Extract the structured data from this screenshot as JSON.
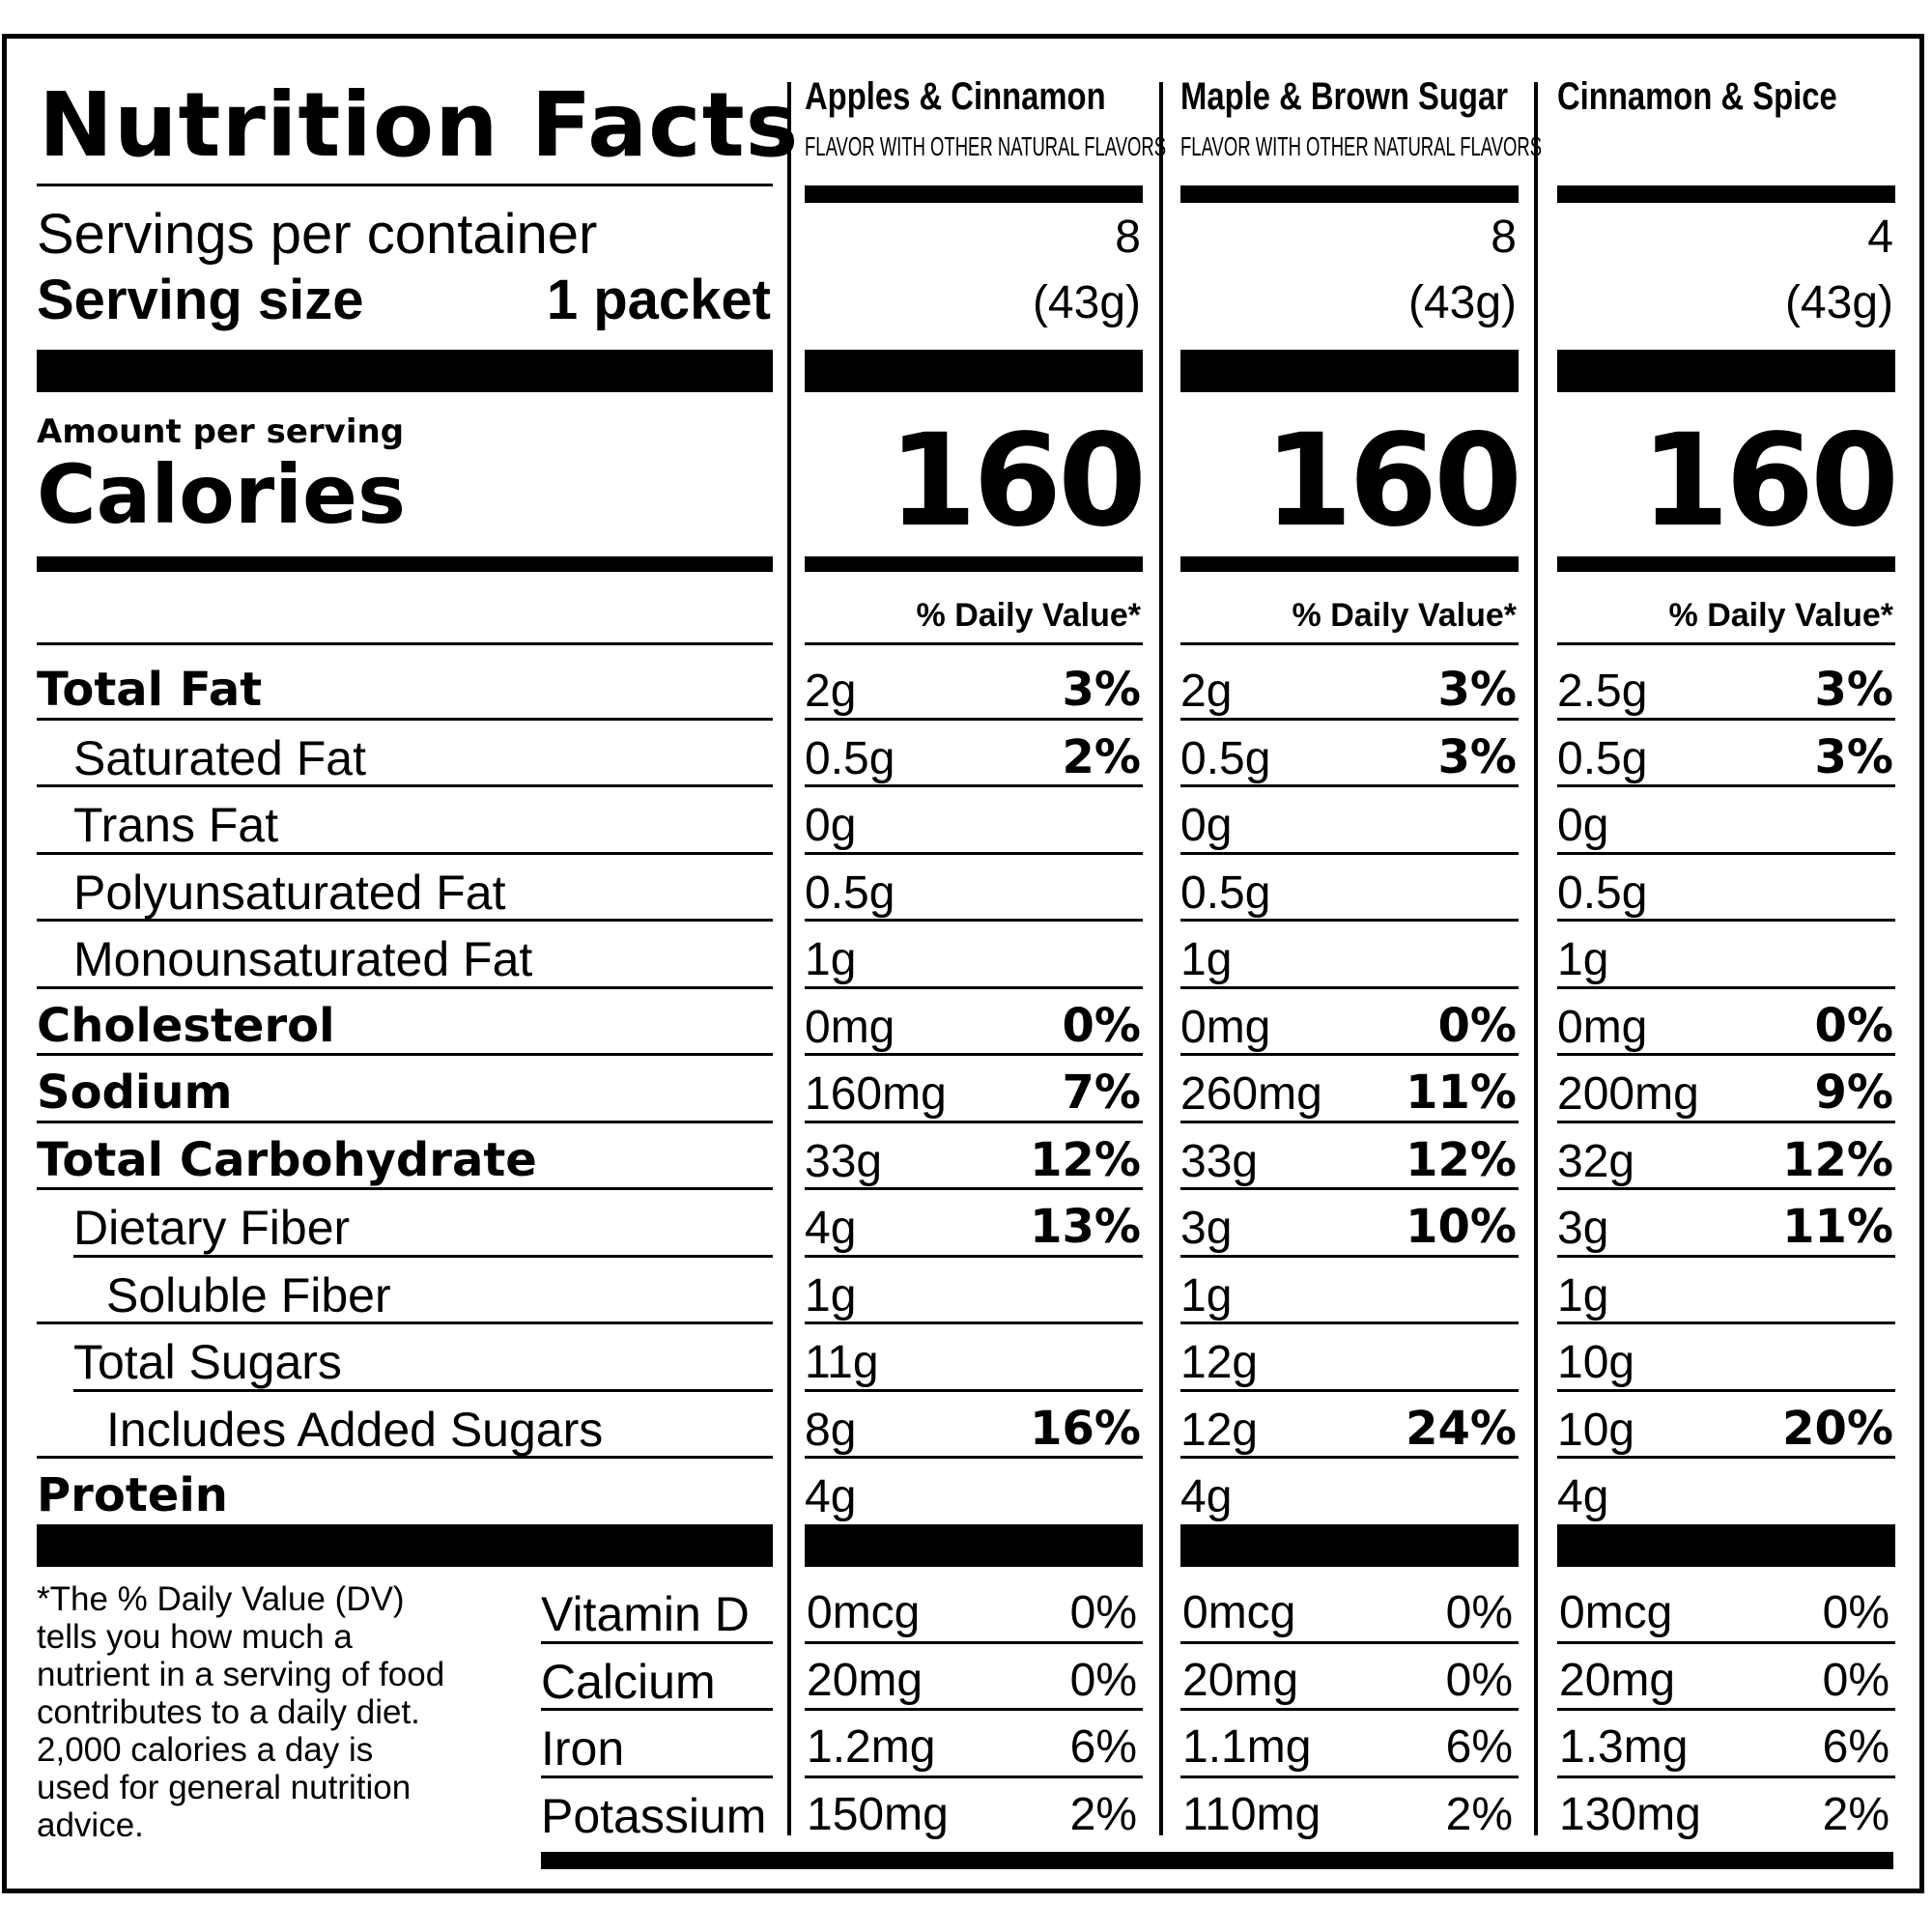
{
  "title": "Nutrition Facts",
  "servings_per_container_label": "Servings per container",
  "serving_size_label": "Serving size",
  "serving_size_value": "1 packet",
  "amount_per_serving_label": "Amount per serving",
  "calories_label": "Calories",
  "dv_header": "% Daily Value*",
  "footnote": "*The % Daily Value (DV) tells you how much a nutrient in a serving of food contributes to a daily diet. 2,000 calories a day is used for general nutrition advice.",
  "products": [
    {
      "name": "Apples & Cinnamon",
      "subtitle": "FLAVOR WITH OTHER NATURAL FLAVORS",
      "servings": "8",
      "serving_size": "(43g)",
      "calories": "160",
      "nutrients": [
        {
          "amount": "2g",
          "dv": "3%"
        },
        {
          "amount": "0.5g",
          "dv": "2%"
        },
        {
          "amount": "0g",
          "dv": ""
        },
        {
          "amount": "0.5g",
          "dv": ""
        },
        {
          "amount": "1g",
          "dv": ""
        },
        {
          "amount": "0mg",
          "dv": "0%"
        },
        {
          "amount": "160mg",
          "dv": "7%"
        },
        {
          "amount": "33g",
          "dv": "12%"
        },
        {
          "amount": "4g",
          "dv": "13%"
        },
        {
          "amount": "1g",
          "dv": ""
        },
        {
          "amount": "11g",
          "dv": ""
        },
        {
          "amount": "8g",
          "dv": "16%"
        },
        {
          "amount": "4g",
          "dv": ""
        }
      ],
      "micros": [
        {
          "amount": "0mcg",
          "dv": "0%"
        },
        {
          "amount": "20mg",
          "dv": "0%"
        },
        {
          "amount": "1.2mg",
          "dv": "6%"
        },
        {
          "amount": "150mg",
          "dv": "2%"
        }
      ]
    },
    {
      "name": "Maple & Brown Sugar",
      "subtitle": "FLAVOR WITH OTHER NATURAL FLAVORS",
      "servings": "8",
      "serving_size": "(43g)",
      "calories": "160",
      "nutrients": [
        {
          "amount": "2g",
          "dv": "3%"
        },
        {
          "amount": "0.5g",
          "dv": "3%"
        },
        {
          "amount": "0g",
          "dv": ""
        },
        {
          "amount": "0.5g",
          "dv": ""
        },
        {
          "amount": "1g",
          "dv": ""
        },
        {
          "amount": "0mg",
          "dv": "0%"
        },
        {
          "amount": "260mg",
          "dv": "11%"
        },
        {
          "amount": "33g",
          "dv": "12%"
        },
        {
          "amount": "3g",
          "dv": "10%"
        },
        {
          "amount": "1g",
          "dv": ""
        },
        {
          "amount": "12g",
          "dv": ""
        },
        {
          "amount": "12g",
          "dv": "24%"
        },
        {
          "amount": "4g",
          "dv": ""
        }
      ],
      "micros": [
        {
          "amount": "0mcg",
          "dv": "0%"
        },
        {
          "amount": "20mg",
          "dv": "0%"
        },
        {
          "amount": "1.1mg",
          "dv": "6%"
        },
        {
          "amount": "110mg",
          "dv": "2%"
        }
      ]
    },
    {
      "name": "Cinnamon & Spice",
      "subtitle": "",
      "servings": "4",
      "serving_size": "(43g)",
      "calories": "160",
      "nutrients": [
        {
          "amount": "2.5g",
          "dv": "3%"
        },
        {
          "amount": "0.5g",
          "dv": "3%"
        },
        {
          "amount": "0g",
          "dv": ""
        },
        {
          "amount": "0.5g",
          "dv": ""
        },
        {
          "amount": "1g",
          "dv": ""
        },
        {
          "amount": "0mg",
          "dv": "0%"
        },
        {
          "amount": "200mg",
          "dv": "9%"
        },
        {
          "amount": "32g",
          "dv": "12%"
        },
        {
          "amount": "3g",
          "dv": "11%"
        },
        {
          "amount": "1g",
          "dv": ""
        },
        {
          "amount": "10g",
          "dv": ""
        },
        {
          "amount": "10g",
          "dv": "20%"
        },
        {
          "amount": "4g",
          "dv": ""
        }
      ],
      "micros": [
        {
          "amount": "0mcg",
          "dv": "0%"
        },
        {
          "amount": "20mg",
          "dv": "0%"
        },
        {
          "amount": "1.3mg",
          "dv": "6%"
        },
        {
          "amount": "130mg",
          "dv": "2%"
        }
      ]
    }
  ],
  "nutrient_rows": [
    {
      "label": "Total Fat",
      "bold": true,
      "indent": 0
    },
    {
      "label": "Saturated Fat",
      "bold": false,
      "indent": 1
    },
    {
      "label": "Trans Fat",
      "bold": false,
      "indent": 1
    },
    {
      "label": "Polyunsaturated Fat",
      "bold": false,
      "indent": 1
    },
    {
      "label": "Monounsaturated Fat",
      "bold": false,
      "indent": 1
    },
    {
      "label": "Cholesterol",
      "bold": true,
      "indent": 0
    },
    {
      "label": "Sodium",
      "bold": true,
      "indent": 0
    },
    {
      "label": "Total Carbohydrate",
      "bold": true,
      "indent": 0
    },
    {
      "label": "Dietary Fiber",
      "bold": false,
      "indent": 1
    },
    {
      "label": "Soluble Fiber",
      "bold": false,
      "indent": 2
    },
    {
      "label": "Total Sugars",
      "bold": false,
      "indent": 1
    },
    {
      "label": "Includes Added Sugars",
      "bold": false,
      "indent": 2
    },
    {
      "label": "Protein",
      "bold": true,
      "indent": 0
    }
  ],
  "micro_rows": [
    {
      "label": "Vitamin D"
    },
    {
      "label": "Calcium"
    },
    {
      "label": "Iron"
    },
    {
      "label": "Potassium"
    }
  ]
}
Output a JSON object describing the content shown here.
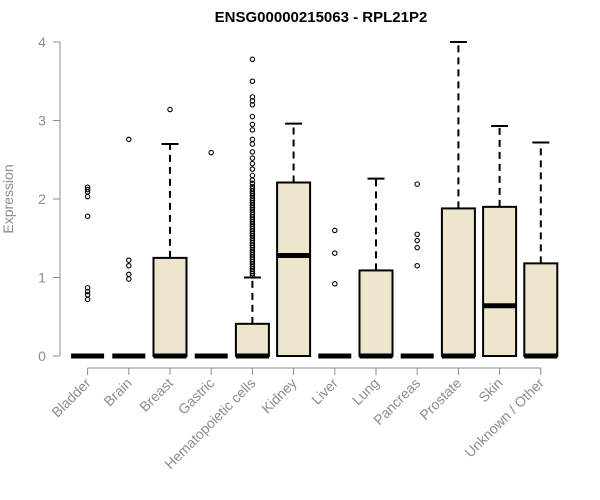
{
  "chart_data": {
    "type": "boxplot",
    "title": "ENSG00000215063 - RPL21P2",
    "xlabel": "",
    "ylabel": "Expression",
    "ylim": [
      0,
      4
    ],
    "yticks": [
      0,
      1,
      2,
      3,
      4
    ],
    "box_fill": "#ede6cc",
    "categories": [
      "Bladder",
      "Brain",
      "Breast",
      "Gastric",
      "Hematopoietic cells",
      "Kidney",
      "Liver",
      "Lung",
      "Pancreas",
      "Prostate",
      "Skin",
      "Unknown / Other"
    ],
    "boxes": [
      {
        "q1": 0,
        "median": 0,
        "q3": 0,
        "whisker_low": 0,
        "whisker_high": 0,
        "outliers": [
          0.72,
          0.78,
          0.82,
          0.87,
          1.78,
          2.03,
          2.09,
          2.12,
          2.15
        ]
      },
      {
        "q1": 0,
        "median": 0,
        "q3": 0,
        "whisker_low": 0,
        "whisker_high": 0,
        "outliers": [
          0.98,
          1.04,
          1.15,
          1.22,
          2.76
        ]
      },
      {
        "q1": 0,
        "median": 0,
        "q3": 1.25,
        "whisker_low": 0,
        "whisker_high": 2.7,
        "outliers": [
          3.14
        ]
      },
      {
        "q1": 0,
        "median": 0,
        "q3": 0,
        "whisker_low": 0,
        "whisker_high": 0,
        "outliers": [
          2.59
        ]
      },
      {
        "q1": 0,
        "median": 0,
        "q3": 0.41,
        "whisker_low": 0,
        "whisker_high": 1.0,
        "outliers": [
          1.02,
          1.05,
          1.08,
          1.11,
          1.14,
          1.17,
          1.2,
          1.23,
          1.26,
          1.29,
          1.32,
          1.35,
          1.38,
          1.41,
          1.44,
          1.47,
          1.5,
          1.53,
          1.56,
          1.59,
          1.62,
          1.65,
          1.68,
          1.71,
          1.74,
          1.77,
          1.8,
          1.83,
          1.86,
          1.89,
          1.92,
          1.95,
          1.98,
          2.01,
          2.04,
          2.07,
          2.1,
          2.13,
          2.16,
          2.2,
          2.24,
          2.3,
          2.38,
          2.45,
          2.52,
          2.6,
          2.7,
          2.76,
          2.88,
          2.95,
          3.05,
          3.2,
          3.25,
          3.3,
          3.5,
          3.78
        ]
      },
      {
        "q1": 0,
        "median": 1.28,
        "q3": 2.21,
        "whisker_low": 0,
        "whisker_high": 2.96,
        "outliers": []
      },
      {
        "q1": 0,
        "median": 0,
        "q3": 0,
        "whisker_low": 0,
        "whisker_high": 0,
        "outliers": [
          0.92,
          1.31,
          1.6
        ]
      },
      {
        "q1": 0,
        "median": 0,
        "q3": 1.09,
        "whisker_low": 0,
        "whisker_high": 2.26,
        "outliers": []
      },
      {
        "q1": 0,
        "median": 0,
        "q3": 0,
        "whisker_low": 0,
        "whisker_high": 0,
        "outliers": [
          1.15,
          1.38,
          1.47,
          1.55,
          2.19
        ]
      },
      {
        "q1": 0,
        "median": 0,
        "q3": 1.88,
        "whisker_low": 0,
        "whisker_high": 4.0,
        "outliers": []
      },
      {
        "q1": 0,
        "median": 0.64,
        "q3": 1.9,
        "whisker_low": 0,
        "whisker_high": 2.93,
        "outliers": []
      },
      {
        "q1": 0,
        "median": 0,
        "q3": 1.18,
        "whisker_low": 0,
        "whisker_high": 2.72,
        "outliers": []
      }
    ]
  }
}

• **Problem**: What lines in the data hold the word "Sugars"? Return them.

• **Expected answer**:
      "label": "Total Sugars",
      "label": "Includes Added Sugars",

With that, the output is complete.